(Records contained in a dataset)
○ ○ ○ ○ ○ ○ ○

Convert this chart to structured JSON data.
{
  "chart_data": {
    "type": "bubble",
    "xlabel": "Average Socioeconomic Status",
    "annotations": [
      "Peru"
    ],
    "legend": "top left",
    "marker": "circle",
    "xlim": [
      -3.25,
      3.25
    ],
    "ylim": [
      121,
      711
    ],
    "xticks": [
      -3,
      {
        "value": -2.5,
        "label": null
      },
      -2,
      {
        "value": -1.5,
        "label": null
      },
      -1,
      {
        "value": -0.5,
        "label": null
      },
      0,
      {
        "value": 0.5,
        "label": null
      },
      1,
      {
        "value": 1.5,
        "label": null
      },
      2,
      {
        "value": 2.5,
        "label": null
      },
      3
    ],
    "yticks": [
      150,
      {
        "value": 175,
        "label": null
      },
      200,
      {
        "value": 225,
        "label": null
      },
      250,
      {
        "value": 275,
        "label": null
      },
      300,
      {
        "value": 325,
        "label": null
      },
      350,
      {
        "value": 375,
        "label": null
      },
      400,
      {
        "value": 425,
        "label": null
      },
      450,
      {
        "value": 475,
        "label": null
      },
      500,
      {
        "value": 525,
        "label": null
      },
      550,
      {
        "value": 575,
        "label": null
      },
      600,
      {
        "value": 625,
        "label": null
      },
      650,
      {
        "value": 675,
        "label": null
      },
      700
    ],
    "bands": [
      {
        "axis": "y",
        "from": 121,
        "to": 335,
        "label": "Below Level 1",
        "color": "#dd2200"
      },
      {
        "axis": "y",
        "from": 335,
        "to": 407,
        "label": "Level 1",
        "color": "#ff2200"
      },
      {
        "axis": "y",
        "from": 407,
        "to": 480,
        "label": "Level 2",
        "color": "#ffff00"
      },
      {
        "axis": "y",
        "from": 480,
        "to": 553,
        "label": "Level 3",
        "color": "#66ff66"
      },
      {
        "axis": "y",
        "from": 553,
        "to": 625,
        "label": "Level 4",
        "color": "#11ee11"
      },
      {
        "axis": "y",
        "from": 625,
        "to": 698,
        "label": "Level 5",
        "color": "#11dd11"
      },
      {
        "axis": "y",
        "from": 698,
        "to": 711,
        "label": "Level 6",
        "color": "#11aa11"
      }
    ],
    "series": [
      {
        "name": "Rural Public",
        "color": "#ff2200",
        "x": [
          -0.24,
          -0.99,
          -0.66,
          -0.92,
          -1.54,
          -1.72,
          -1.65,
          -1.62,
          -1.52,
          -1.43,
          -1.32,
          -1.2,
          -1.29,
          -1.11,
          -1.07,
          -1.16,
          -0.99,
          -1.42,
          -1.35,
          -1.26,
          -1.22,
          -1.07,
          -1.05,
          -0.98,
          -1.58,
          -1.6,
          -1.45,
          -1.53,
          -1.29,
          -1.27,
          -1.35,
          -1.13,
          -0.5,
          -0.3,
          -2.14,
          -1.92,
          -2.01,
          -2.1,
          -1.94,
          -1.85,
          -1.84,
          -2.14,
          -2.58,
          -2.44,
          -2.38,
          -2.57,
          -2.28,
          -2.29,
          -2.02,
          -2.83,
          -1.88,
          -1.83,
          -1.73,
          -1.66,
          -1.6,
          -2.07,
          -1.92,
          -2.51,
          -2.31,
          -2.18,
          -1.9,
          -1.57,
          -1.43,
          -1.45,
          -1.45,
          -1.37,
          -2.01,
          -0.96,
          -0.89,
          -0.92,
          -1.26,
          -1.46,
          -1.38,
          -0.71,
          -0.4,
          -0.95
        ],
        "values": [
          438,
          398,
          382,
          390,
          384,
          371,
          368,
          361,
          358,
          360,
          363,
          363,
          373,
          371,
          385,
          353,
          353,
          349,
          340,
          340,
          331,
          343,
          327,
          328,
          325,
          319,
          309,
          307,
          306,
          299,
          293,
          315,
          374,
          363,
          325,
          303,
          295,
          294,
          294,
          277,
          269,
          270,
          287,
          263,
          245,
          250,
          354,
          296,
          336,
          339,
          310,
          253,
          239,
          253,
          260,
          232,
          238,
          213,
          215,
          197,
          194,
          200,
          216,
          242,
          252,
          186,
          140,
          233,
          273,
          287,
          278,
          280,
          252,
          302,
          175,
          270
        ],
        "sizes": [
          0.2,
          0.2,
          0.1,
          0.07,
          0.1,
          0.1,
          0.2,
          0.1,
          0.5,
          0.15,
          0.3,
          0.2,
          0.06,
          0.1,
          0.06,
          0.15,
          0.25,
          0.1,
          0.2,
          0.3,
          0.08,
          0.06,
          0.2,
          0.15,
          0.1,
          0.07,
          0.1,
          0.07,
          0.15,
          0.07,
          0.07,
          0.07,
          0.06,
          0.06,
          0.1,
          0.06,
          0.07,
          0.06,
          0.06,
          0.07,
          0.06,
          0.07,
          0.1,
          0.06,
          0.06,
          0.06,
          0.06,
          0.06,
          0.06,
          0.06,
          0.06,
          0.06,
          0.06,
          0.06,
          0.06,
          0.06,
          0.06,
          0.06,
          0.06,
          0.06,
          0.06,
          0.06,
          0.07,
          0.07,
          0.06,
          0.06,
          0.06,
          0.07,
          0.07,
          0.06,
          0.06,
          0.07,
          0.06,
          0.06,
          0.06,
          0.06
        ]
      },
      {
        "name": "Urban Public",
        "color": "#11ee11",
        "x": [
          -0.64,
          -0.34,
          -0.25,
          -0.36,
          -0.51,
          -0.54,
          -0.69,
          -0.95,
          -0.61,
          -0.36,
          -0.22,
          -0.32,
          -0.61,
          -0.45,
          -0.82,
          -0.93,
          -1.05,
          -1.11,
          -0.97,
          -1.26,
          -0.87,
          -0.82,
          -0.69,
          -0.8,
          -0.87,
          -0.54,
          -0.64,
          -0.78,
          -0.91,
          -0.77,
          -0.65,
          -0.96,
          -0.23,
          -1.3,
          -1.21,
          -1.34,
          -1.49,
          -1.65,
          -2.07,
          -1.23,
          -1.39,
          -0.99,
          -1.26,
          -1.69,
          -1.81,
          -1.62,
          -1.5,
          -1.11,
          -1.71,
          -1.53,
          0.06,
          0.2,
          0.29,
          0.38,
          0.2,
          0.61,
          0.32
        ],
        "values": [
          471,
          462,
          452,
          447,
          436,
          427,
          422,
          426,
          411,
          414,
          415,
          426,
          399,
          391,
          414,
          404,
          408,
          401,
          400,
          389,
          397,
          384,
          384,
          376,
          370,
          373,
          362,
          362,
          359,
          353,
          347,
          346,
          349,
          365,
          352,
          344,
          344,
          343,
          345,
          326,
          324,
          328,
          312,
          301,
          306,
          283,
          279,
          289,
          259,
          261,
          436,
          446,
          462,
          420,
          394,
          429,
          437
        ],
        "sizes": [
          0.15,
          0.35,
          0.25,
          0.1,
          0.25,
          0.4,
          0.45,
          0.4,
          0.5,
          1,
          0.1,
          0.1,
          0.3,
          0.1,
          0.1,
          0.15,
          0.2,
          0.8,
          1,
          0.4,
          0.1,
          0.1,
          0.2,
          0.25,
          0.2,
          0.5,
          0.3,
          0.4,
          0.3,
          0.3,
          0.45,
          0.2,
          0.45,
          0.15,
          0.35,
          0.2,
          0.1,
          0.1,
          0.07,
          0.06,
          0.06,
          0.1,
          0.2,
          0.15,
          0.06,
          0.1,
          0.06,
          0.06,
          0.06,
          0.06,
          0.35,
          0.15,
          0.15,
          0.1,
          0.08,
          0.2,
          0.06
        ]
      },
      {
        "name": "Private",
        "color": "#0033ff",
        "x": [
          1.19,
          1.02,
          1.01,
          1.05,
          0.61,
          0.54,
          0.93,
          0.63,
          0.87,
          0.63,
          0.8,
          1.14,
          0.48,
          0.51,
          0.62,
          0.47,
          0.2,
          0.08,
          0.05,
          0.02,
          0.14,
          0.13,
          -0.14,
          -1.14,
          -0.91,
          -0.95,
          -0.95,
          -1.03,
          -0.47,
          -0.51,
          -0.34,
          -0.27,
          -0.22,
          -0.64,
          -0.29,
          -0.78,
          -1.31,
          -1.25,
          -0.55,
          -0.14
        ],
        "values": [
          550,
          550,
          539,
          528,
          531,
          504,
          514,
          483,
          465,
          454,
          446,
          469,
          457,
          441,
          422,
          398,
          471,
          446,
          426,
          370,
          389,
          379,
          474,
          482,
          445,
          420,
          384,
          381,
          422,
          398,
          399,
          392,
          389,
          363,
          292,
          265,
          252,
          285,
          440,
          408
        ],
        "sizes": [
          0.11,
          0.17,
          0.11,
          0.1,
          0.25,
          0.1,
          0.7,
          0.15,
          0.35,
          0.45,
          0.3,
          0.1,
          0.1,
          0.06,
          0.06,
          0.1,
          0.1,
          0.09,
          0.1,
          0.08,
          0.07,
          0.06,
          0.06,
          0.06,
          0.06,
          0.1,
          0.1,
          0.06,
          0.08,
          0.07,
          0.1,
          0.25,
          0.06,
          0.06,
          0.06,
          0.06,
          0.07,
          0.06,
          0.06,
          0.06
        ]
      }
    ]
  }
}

○ ○ ○ ○ ○ ○ ○

(Problem to work on)
Report how many lines in the records above contain the word "Public", giving only the number.

(Answer for this exercise)
2